A run of records:
## START
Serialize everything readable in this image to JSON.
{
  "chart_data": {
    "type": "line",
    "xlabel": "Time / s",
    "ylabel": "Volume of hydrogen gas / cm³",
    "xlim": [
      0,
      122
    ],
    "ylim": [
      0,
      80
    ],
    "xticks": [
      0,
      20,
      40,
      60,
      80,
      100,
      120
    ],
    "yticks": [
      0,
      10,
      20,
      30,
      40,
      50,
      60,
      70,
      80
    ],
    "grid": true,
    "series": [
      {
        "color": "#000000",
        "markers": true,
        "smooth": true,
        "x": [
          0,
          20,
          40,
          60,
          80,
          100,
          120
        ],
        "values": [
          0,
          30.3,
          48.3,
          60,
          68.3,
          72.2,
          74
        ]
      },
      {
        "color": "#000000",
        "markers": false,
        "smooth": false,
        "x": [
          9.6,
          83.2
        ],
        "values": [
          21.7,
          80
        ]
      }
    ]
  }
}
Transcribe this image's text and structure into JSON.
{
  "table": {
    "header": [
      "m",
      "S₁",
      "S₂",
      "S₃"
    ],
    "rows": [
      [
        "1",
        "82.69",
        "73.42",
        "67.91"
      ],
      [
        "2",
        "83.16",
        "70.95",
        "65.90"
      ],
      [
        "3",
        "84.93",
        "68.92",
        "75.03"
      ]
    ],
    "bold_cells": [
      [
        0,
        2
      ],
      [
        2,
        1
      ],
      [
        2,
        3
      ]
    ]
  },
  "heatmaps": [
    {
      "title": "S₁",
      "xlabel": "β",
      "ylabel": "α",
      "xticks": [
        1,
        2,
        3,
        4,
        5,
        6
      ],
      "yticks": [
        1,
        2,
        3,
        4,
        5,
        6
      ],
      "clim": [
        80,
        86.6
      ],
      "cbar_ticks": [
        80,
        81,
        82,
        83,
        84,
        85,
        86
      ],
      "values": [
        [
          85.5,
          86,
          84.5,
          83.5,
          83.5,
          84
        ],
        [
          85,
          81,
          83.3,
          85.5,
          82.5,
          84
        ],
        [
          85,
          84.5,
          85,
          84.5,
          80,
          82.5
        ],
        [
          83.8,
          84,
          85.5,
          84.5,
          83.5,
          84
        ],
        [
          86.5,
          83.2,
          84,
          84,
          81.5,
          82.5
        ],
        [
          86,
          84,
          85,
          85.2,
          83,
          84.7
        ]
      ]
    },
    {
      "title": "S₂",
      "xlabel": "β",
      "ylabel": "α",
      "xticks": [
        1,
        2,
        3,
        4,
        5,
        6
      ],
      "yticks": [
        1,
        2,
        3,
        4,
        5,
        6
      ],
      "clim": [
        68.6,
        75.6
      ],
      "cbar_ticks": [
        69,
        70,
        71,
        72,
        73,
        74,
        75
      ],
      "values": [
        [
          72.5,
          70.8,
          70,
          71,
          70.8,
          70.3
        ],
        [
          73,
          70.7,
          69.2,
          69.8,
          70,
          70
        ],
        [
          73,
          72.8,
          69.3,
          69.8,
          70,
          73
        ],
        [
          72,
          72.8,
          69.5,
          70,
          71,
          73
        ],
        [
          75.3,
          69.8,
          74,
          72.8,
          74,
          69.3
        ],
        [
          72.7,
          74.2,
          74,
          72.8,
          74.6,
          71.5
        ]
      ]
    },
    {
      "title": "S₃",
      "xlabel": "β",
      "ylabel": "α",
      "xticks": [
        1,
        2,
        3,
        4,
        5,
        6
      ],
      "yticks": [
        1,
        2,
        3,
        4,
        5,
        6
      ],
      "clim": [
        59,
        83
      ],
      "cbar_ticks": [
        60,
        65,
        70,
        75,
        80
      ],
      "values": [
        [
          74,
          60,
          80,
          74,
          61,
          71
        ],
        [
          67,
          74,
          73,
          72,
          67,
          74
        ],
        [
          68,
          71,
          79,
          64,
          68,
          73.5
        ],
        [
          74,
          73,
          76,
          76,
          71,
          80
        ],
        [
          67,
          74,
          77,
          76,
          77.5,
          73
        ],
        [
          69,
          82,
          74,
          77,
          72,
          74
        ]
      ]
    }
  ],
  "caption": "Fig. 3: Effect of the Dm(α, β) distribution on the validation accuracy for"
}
## END
*Task brief*.
Take every line from the data above that holds "JSON" and copy it out.

*Exercise output*.
Serialize everything readable in this image to JSON.
Transcribe this image's text and structure into JSON.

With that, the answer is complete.